**What this task involves**. Reproduce each record below exactly as written.
--- BEGIN Material for this task ---
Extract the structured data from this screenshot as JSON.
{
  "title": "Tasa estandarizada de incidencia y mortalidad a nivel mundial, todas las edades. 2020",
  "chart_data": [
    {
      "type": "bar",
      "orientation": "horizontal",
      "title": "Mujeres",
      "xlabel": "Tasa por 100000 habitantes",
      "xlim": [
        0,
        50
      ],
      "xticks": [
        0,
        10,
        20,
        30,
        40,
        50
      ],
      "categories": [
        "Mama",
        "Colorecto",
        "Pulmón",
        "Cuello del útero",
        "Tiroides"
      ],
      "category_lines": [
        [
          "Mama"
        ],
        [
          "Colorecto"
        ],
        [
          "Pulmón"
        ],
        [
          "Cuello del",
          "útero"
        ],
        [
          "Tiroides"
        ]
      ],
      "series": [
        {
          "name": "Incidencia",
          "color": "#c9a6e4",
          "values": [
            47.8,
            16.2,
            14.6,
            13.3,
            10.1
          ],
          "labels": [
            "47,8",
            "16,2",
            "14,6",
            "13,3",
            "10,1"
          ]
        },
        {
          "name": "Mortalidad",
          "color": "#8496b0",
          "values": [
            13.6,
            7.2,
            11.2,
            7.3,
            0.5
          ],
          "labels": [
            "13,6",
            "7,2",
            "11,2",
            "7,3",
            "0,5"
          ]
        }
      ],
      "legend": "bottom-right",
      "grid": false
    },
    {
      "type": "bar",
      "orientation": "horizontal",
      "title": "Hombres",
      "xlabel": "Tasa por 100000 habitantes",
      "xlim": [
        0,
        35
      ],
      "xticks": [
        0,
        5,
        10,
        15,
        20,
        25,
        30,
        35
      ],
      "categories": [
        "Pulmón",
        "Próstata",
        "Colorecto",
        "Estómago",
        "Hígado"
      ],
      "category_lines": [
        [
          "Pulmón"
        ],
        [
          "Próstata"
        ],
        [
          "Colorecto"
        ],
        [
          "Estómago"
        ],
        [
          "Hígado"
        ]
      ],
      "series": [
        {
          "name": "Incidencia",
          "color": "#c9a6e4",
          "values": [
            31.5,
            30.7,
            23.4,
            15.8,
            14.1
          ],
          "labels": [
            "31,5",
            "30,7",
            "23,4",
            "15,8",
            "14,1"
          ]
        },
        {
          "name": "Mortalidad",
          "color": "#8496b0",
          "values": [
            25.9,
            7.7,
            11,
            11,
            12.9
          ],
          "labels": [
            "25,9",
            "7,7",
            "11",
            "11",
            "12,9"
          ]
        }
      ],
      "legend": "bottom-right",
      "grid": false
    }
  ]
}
--- END Material for this task ---
**Response**.
Extract the structured data from this screenshot as JSON.
{
  "title": "Tasa estandarizada de incidencia y mortalidad a nivel mundial, todas las edades. 2020",
  "chart_data": [
    {
      "type": "bar",
      "orientation": "horizontal",
      "title": "Mujeres",
      "xlabel": "Tasa por 100000 habitantes",
      "xlim": [
        0,
        50
      ],
      "xticks": [
        0,
        10,
        20,
        30,
        40,
        50
      ],
      "categories": [
        "Mama",
        "Colorecto",
        "Pulmón",
        "Cuello del útero",
        "Tiroides"
      ],
      "category_lines": [
        [
          "Mama"
        ],
        [
          "Colorecto"
        ],
        [
          "Pulmón"
        ],
        [
          "Cuello del",
          "útero"
        ],
        [
          "Tiroides"
        ]
      ],
      "series": [
        {
          "name": "Incidencia",
          "color": "#c9a6e4",
          "values": [
            47.8,
            16.2,
            14.6,
            13.3,
            10.1
          ],
          "labels": [
            "47,8",
            "16,2",
            "14,6",
            "13,3",
            "10,1"
          ]
        },
        {
          "name": "Mortalidad",
          "color": "#8496b0",
          "values": [
            13.6,
            7.2,
            11.2,
            7.3,
            0.5
          ],
          "labels": [
            "13,6",
            "7,2",
            "11,2",
            "7,3",
            "0,5"
          ]
        }
      ],
      "legend": "bottom-right",
      "grid": false
    },
    {
      "type": "bar",
      "orientation": "horizontal",
      "title": "Hombres",
      "xlabel": "Tasa por 100000 habitantes",
      "xlim": [
        0,
        35
      ],
      "xticks": [
        0,
        5,
        10,
        15,
        20,
        25,
        30,
        35
      ],
      "categories": [
        "Pulmón",
        "Próstata",
        "Colorecto",
        "Estómago",
        "Hígado"
      ],
      "category_lines": [
        [
          "Pulmón"
        ],
        [
          "Próstata"
        ],
        [
          "Colorecto"
        ],
        [
          "Estómago"
        ],
        [
          "Hígado"
        ]
      ],
      "series": [
        {
          "name": "Incidencia",
          "color": "#c9a6e4",
          "values": [
            31.5,
            30.7,
            23.4,
            15.8,
            14.1
          ],
          "labels": [
            "31,5",
            "30,7",
            "23,4",
            "15,8",
            "14,1"
          ]
        },
        {
          "name": "Mortalidad",
          "color": "#8496b0",
          "values": [
            25.9,
            7.7,
            11,
            11,
            12.9
          ],
          "labels": [
            "25,9",
            "7,7",
            "11",
            "11",
            "12,9"
          ]
        }
      ],
      "legend": "bottom-right",
      "grid": false
    }
  ]
}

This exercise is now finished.